** BEGIN Record set **
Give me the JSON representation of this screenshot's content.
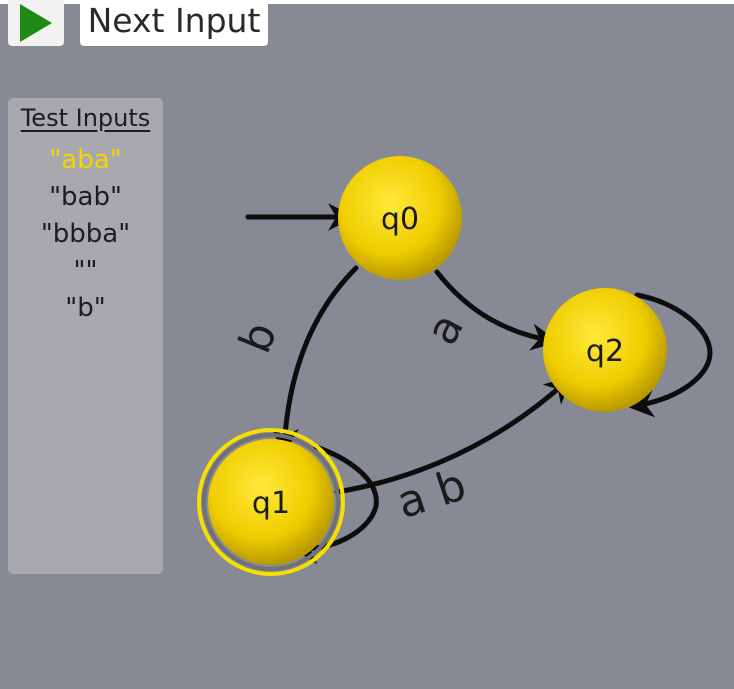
{
  "toolbar": {
    "play_icon": "play-icon",
    "next_input_label": "Next Input"
  },
  "test_inputs": {
    "title": "Test Inputs",
    "items": [
      "\"aba\"",
      "\"bab\"",
      "\"bbba\"",
      "\"\"",
      "\"b\""
    ],
    "active_index": 0,
    "active_color": "#f5d400"
  },
  "automaton": {
    "start_state": "q0",
    "states": [
      {
        "id": "q0",
        "label": "q0",
        "accepting": false
      },
      {
        "id": "q1",
        "label": "q1",
        "accepting": true
      },
      {
        "id": "q2",
        "label": "q2",
        "accepting": false
      }
    ],
    "transitions": [
      {
        "from": "q0",
        "to": "q1",
        "label": "b"
      },
      {
        "from": "q0",
        "to": "q2",
        "label": "a"
      },
      {
        "from": "q1",
        "to": "q2",
        "label": "a b"
      },
      {
        "from": "q1",
        "to": "q1",
        "label": ""
      },
      {
        "from": "q2",
        "to": "q2",
        "label": ""
      }
    ],
    "state_color": "#f0cd00",
    "accept_ring_color": "#f7e000"
  }
}
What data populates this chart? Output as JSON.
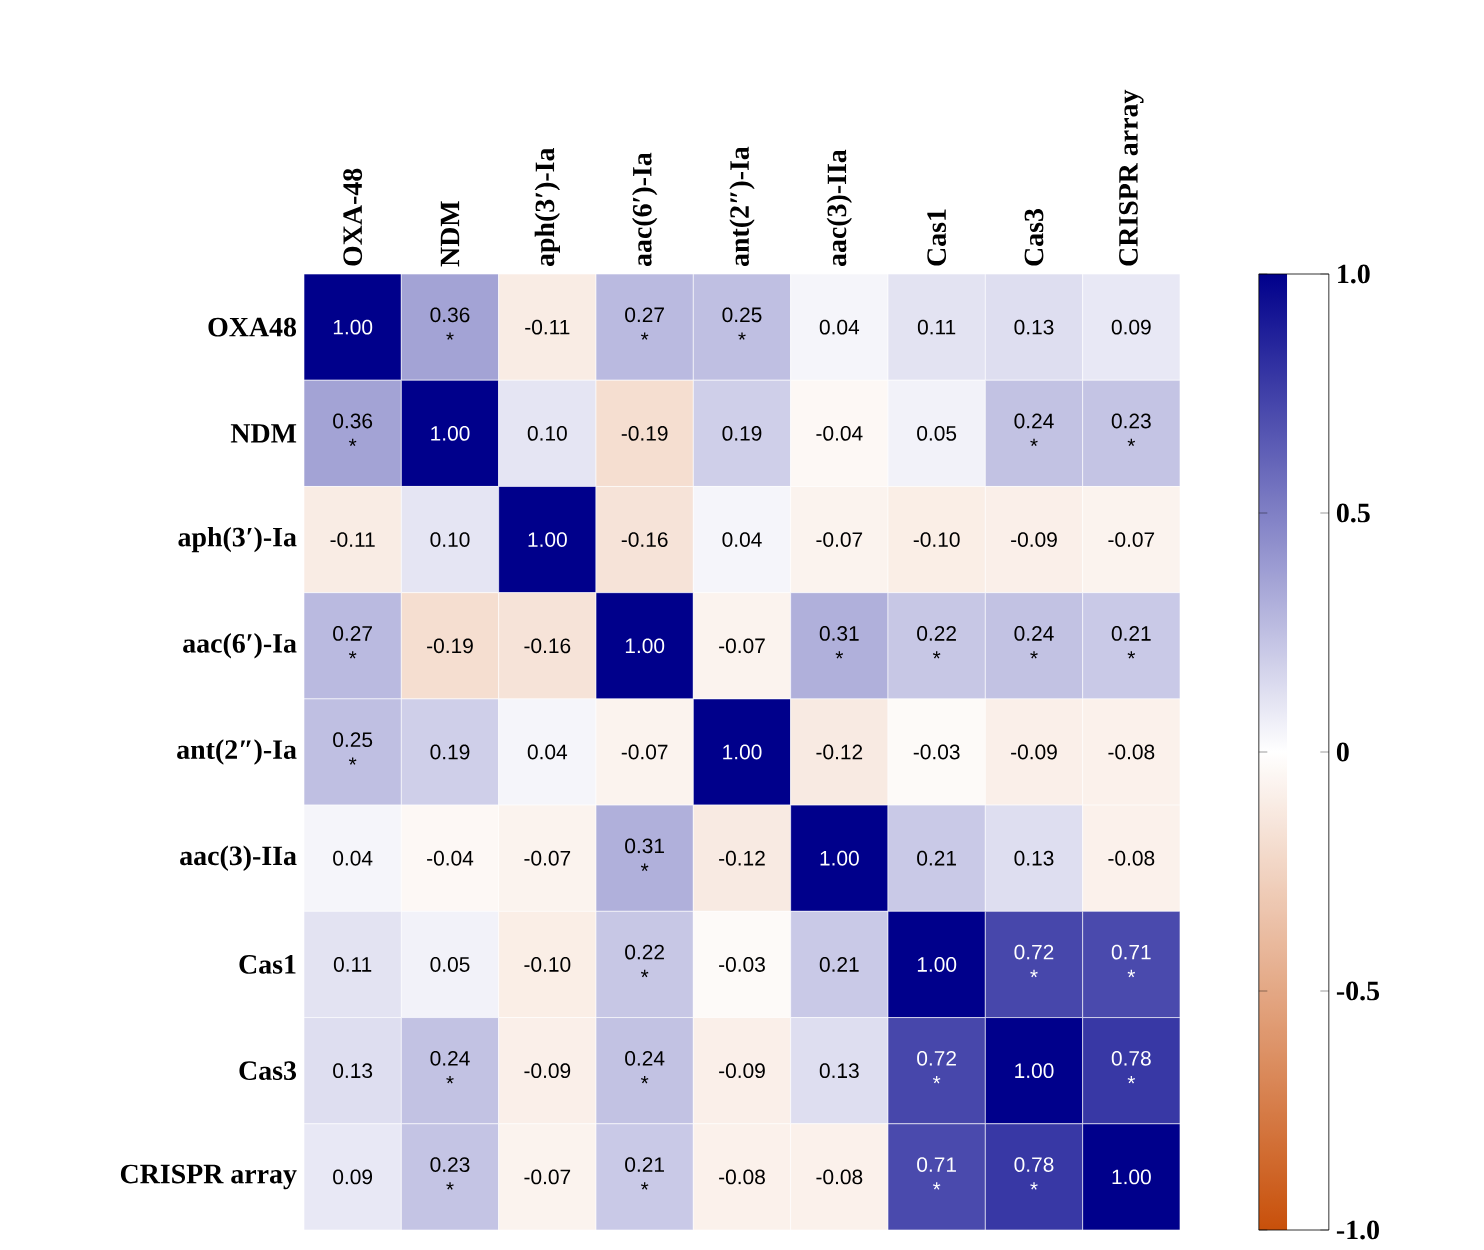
** END Record set **
(Job):
The material above holds pictures; copy everything else in it exactly.

(The reply):
Give me the JSON representation of this screenshot's content.
{
  "toolbar": {
    "play_icon": "play-icon",
    "next_input_label": "Next Input"
  },
  "test_inputs": {
    "title": "Test Inputs",
    "items": [
      "\"aba\"",
      "\"bab\"",
      "\"bbba\"",
      "\"\"",
      "\"b\""
    ],
    "active_index": 0,
    "active_color": "#f5d400"
  },
  "automaton": {
    "start_state": "q0",
    "states": [
      {
        "id": "q0",
        "label": "q0",
        "accepting": false
      },
      {
        "id": "q1",
        "label": "q1",
        "accepting": true
      },
      {
        "id": "q2",
        "label": "q2",
        "accepting": false
      }
    ],
    "transitions": [
      {
        "from": "q0",
        "to": "q1",
        "label": "b"
      },
      {
        "from": "q0",
        "to": "q2",
        "label": "a"
      },
      {
        "from": "q1",
        "to": "q2",
        "label": "a b"
      },
      {
        "from": "q1",
        "to": "q1",
        "label": ""
      },
      {
        "from": "q2",
        "to": "q2",
        "label": ""
      }
    ],
    "state_color": "#f0cd00",
    "accept_ring_color": "#f7e000"
  }
}
What data populates this chart? Output as JSON.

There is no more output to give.